JOB – All of the entries must be reproduced exactly, with no images carried over.

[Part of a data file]
□ □ □
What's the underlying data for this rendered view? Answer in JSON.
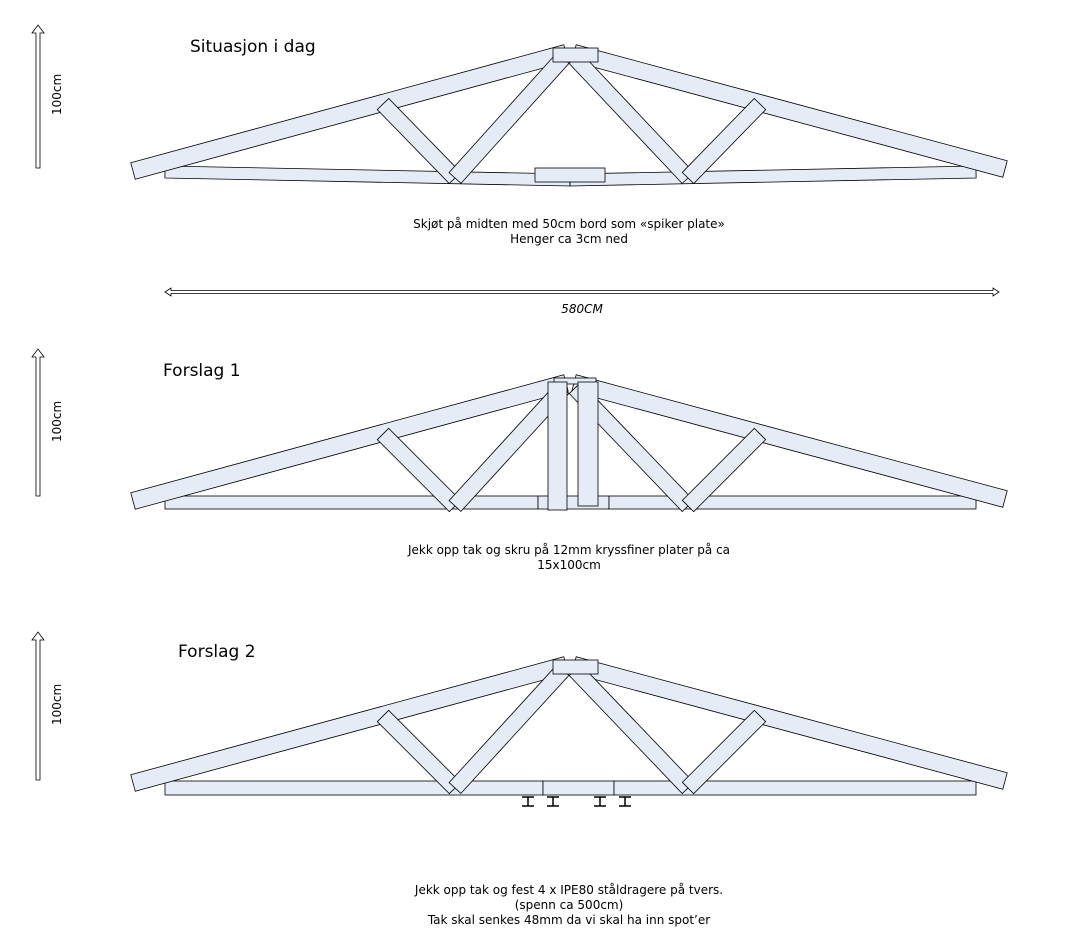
{
  "colors": {
    "member_fill": "#e6ecf6",
    "stroke": "#000000"
  },
  "sections": [
    {
      "title": "Situasjon i dag",
      "height_label": "100cm",
      "notes": [
        "Skjøt på midten med 50cm bord som «spiker plate»",
        "Henger ca 3cm ned"
      ]
    },
    {
      "title": "Forslag 1",
      "height_label": "100cm",
      "notes": [
        "Jekk opp tak og skru på 12mm kryssfiner plater på ca",
        "15x100cm"
      ]
    },
    {
      "title": "Forslag 2",
      "height_label": "100cm",
      "notes": [
        "Jekk opp tak og fest 4 x IPE80 ståldragere på tvers.",
        "(spenn ca 500cm)",
        "Tak skal senkes 48mm da vi skal ha inn spot’er"
      ]
    }
  ],
  "span_dimension": "580CM"
}
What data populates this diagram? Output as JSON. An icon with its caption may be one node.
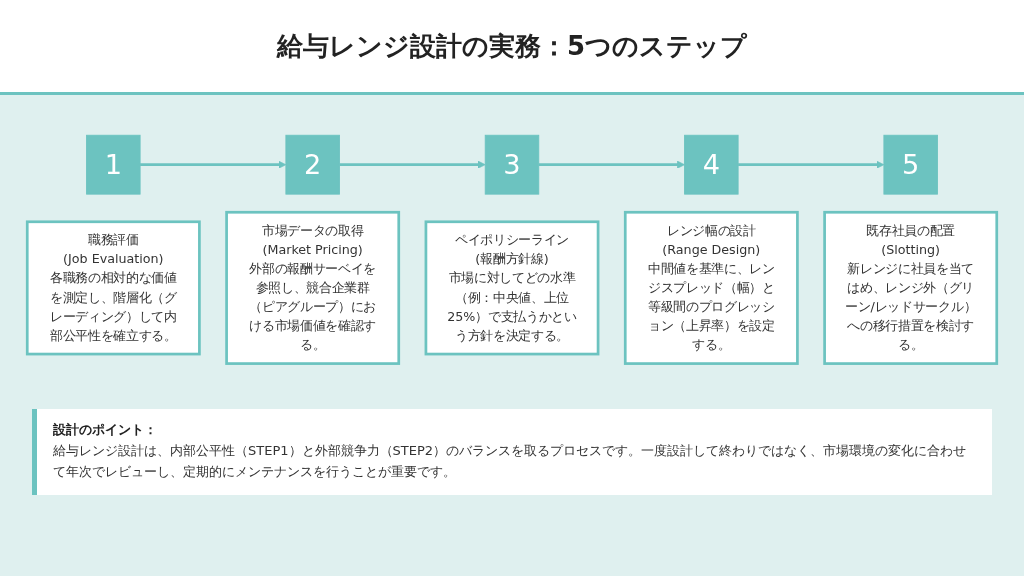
{
  "diagram": {
    "title": "給与レンジ設計の実務：5つのステップ",
    "nodes": [
      {
        "text": [
          "1"
        ]
      },
      {
        "text": [
          "2"
        ]
      },
      {
        "text": [
          "3"
        ]
      },
      {
        "text": [
          "4"
        ]
      },
      {
        "text": [
          "5"
        ]
      },
      {
        "text": [
          "職務評価",
          "(Job Evaluation)",
          "各職務の相対的な価値を測定し、階層化（グレーディング）して内部公平性を確立する。"
        ]
      },
      {
        "text": [
          "市場データの取得",
          "(Market Pricing)",
          "外部の報酬サーベイを参照し、競合企業群（ピアグループ）における市場価値を確認する。"
        ]
      },
      {
        "text": [
          "ペイポリシーライン",
          "(報酬方針線)",
          "市場に対してどの水準（例：中央値、上位25%）で支払うかという方針を決定する。"
        ]
      },
      {
        "text": [
          "レンジ幅の設計",
          "(Range Design)",
          "中間値を基準に、レンジスプレッド（幅）と等級間のプログレッション（上昇率）を設定する。"
        ]
      },
      {
        "text": [
          "既存社員の配置",
          "(Slotting)",
          "新レンジに社員を当てはめ、レンジ外（グリーン/レッドサークル）への移行措置を検討する。"
        ]
      }
    ],
    "edges": [
      {
        "from": 0,
        "to": 1,
        "arrow": "to"
      },
      {
        "from": 1,
        "to": 2,
        "arrow": "to"
      },
      {
        "from": 2,
        "to": 3,
        "arrow": "to"
      },
      {
        "from": 3,
        "to": 4,
        "arrow": "to"
      }
    ],
    "labels": [
      "設計のポイント：",
      "給与レンジ設計は、内部公平性（STEP1）と外部競争力（STEP2）のバランスを取るプロセスです。一度設計して終わりではなく、市場環境の変化に合わせて年次でレビューし、定期的にメンテナンスを行うことが重要です。"
    ]
  }
}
□ □ □
SOLUTION TO THIS PROBLEM –
What's the underlying data for this rendered view? Answer in JSON.
{
  "colors": {
    "member_fill": "#e6ecf6",
    "stroke": "#000000"
  },
  "sections": [
    {
      "title": "Situasjon i dag",
      "height_label": "100cm",
      "notes": [
        "Skjøt på midten med 50cm bord som «spiker plate»",
        "Henger ca 3cm ned"
      ]
    },
    {
      "title": "Forslag 1",
      "height_label": "100cm",
      "notes": [
        "Jekk opp tak og skru på 12mm kryssfiner plater på ca",
        "15x100cm"
      ]
    },
    {
      "title": "Forslag 2",
      "height_label": "100cm",
      "notes": [
        "Jekk opp tak og fest 4 x IPE80 ståldragere på tvers.",
        "(spenn ca 500cm)",
        "Tak skal senkes 48mm da vi skal ha inn spot’er"
      ]
    }
  ],
  "span_dimension": "580CM"
}
What data populates this diagram? Output as JSON. An icon with its caption may be one node.
{
  "diagram": {
    "title": "給与レンジ設計の実務：5つのステップ",
    "nodes": [
      {
        "text": [
          "1"
        ]
      },
      {
        "text": [
          "2"
        ]
      },
      {
        "text": [
          "3"
        ]
      },
      {
        "text": [
          "4"
        ]
      },
      {
        "text": [
          "5"
        ]
      },
      {
        "text": [
          "職務評価",
          "(Job Evaluation)",
          "各職務の相対的な価値を測定し、階層化（グレーディング）して内部公平性を確立する。"
        ]
      },
      {
        "text": [
          "市場データの取得",
          "(Market Pricing)",
          "外部の報酬サーベイを参照し、競合企業群（ピアグループ）における市場価値を確認する。"
        ]
      },
      {
        "text": [
          "ペイポリシーライン",
          "(報酬方針線)",
          "市場に対してどの水準（例：中央値、上位25%）で支払うかという方針を決定する。"
        ]
      },
      {
        "text": [
          "レンジ幅の設計",
          "(Range Design)",
          "中間値を基準に、レンジスプレッド（幅）と等級間のプログレッション（上昇率）を設定する。"
        ]
      },
      {
        "text": [
          "既存社員の配置",
          "(Slotting)",
          "新レンジに社員を当てはめ、レンジ外（グリーン/レッドサークル）への移行措置を検討する。"
        ]
      }
    ],
    "edges": [
      {
        "from": 0,
        "to": 1,
        "arrow": "to"
      },
      {
        "from": 1,
        "to": 2,
        "arrow": "to"
      },
      {
        "from": 2,
        "to": 3,
        "arrow": "to"
      },
      {
        "from": 3,
        "to": 4,
        "arrow": "to"
      }
    ],
    "labels": [
      "設計のポイント：",
      "給与レンジ設計は、内部公平性（STEP1）と外部競争力（STEP2）のバランスを取るプロセスです。一度設計して終わりではなく、市場環境の変化に合わせて年次でレビューし、定期的にメンテナンスを行うことが重要です。"
    ]
  }
}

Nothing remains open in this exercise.